— start of Given data —

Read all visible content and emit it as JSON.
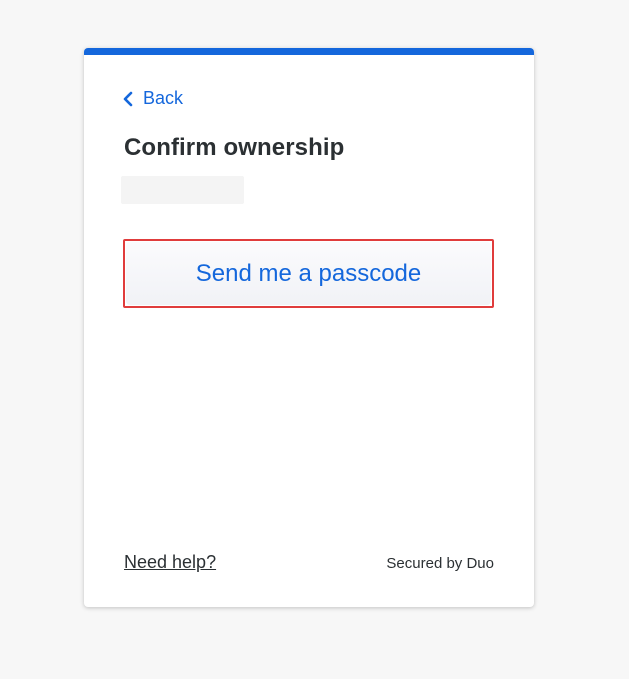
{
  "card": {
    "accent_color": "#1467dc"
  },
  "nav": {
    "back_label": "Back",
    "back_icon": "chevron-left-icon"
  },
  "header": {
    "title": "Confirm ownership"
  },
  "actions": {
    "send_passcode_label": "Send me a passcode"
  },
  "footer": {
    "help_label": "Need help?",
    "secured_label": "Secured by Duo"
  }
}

— end of Given data —
— start of Given data —

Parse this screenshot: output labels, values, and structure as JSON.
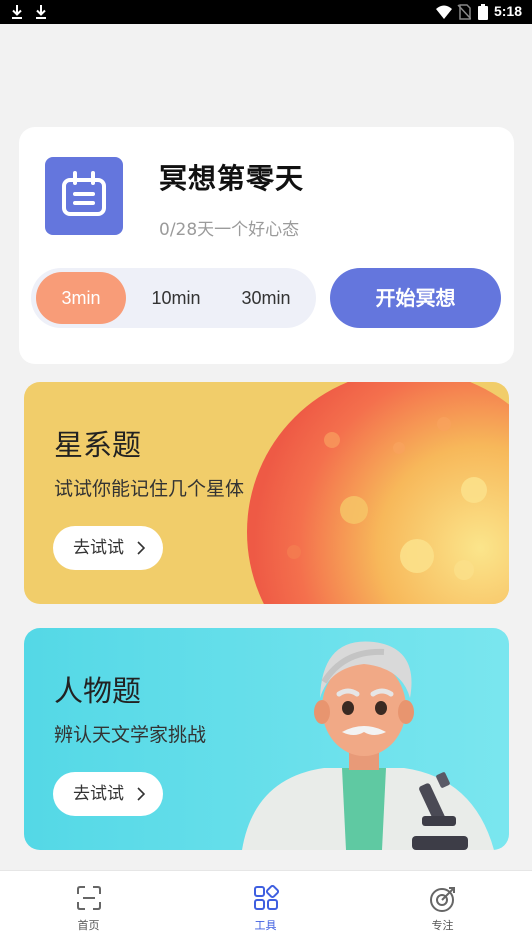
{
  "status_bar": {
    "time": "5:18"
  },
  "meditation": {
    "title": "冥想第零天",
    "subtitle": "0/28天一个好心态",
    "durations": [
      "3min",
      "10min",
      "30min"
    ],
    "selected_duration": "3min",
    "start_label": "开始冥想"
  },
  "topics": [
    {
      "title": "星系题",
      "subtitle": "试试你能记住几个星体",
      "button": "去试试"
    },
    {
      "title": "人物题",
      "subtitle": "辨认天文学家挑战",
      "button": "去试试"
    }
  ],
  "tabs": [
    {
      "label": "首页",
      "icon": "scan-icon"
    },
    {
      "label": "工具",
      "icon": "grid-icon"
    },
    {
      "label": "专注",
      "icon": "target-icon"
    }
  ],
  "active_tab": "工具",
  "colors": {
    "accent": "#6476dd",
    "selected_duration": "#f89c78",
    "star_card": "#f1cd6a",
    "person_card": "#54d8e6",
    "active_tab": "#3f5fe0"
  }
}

— end of Given data —

What you have to do
Collect, from the material above, every line containing the word "JSON".

Answer for the task
Read all visible content and emit it as JSON.
Parse this screenshot: output labels, values, and structure as JSON.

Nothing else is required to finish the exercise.